• _Task_
Leaving out all images, write out the records that follow exactly.
══ Source data ══
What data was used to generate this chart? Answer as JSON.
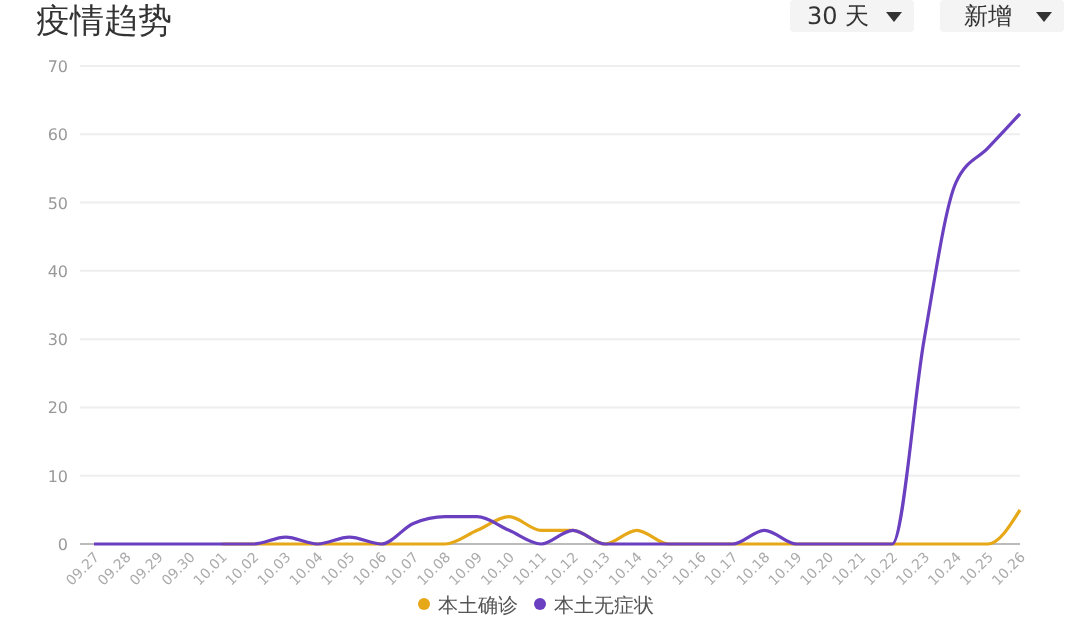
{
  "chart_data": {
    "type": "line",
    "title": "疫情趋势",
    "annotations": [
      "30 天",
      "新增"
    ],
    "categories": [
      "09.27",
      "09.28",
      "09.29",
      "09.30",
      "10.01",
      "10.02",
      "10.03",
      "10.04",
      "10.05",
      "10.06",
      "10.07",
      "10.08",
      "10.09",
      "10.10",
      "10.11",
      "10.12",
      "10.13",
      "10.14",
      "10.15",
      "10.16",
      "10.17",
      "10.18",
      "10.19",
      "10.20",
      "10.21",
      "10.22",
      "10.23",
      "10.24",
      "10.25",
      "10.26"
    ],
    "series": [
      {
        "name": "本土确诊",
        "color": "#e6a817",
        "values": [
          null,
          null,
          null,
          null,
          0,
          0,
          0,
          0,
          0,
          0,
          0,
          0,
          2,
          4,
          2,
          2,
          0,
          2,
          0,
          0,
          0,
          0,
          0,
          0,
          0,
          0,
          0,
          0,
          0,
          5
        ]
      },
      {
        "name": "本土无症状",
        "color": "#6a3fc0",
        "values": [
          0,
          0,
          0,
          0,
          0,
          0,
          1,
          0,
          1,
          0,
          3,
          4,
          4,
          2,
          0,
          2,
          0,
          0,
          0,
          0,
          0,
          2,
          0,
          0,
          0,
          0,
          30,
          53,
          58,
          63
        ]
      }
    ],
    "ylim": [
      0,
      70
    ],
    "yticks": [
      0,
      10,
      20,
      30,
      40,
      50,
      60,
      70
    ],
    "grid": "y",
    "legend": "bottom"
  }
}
═══
• _Final result_
What data was used to generate this chart? Answer as JSON.
{
  "chart_data": {
    "type": "line",
    "title": "疫情趋势",
    "annotations": [
      "30 天",
      "新增"
    ],
    "categories": [
      "09.27",
      "09.28",
      "09.29",
      "09.30",
      "10.01",
      "10.02",
      "10.03",
      "10.04",
      "10.05",
      "10.06",
      "10.07",
      "10.08",
      "10.09",
      "10.10",
      "10.11",
      "10.12",
      "10.13",
      "10.14",
      "10.15",
      "10.16",
      "10.17",
      "10.18",
      "10.19",
      "10.20",
      "10.21",
      "10.22",
      "10.23",
      "10.24",
      "10.25",
      "10.26"
    ],
    "series": [
      {
        "name": "本土确诊",
        "color": "#e6a817",
        "values": [
          null,
          null,
          null,
          null,
          0,
          0,
          0,
          0,
          0,
          0,
          0,
          0,
          2,
          4,
          2,
          2,
          0,
          2,
          0,
          0,
          0,
          0,
          0,
          0,
          0,
          0,
          0,
          0,
          0,
          5
        ]
      },
      {
        "name": "本土无症状",
        "color": "#6a3fc0",
        "values": [
          0,
          0,
          0,
          0,
          0,
          0,
          1,
          0,
          1,
          0,
          3,
          4,
          4,
          2,
          0,
          2,
          0,
          0,
          0,
          0,
          0,
          2,
          0,
          0,
          0,
          0,
          30,
          53,
          58,
          63
        ]
      }
    ],
    "ylim": [
      0,
      70
    ],
    "yticks": [
      0,
      10,
      20,
      30,
      40,
      50,
      60,
      70
    ],
    "grid": "y",
    "legend": "bottom"
  }
}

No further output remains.